### TASK
Show all lines of the listing that hold the word "JSON".

### EXERCISE INPUTS
--------------------------------
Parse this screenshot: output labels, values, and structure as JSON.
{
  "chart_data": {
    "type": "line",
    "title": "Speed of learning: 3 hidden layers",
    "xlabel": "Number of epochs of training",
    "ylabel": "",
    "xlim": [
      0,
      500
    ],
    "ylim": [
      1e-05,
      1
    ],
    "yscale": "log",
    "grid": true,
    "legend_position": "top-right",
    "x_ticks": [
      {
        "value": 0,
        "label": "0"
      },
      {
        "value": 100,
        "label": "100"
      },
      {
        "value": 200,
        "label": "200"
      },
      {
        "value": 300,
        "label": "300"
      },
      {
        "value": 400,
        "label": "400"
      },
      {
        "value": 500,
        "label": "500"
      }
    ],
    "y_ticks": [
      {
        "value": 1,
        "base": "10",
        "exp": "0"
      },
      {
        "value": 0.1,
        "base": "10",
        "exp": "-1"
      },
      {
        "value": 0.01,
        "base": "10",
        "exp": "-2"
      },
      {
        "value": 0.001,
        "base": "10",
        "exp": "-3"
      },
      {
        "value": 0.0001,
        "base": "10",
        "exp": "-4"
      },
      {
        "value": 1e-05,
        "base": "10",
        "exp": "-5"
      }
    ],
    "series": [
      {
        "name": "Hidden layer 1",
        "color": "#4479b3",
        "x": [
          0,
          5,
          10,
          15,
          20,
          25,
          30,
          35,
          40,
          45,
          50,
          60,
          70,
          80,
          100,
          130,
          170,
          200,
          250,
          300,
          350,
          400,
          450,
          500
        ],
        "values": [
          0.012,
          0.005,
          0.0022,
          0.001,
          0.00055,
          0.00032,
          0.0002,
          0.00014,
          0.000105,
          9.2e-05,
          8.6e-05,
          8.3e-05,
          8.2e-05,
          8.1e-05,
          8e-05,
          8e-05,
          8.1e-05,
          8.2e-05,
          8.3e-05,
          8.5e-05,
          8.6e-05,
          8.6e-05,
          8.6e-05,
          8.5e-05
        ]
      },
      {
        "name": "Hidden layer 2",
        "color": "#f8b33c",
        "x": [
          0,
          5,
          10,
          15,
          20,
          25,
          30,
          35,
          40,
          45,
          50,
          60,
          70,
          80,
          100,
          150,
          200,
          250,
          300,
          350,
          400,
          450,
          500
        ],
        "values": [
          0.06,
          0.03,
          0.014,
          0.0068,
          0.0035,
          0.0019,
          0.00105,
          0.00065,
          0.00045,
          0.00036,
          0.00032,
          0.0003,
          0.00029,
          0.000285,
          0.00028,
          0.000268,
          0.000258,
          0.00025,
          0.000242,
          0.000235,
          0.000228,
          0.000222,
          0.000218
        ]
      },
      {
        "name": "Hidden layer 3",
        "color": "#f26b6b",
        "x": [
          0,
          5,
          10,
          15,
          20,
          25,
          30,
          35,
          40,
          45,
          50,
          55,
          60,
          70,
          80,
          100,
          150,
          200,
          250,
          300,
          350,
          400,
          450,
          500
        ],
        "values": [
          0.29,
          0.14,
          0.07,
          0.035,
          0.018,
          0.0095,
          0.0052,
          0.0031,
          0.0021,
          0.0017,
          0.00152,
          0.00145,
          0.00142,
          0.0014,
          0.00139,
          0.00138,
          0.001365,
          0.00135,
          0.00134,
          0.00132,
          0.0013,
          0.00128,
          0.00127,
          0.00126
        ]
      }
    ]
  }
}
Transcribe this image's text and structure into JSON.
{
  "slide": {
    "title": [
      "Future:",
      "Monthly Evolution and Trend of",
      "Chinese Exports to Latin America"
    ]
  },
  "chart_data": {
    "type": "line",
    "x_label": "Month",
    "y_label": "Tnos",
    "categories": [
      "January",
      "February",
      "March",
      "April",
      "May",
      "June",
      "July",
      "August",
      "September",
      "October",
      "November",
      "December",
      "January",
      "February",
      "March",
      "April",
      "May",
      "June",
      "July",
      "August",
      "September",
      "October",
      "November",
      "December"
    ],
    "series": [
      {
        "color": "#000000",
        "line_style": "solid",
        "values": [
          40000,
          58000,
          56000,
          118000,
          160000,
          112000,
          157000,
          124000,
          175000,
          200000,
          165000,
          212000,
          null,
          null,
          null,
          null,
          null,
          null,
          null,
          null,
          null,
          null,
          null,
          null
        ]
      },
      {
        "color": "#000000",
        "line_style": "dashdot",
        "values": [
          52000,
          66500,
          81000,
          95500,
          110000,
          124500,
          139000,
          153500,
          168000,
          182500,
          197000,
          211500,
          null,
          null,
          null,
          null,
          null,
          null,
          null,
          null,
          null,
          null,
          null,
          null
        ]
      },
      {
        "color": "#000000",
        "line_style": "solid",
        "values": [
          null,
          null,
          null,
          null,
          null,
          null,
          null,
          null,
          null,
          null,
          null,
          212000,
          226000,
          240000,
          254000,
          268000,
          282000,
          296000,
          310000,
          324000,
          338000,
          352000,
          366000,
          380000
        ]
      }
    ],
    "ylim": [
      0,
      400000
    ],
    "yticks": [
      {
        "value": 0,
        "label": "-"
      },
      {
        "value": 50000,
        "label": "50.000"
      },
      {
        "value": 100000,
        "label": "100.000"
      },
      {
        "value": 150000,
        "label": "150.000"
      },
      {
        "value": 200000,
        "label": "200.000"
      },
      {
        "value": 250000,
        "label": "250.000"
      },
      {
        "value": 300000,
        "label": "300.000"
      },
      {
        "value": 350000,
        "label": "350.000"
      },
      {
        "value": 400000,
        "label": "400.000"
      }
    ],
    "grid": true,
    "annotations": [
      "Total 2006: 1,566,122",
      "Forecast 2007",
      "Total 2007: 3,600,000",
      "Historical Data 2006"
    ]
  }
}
--------------------------------
### WORKED SOLUTION
Parse this screenshot: output labels, values, and structure as JSON.
Transcribe this image's text and structure into JSON.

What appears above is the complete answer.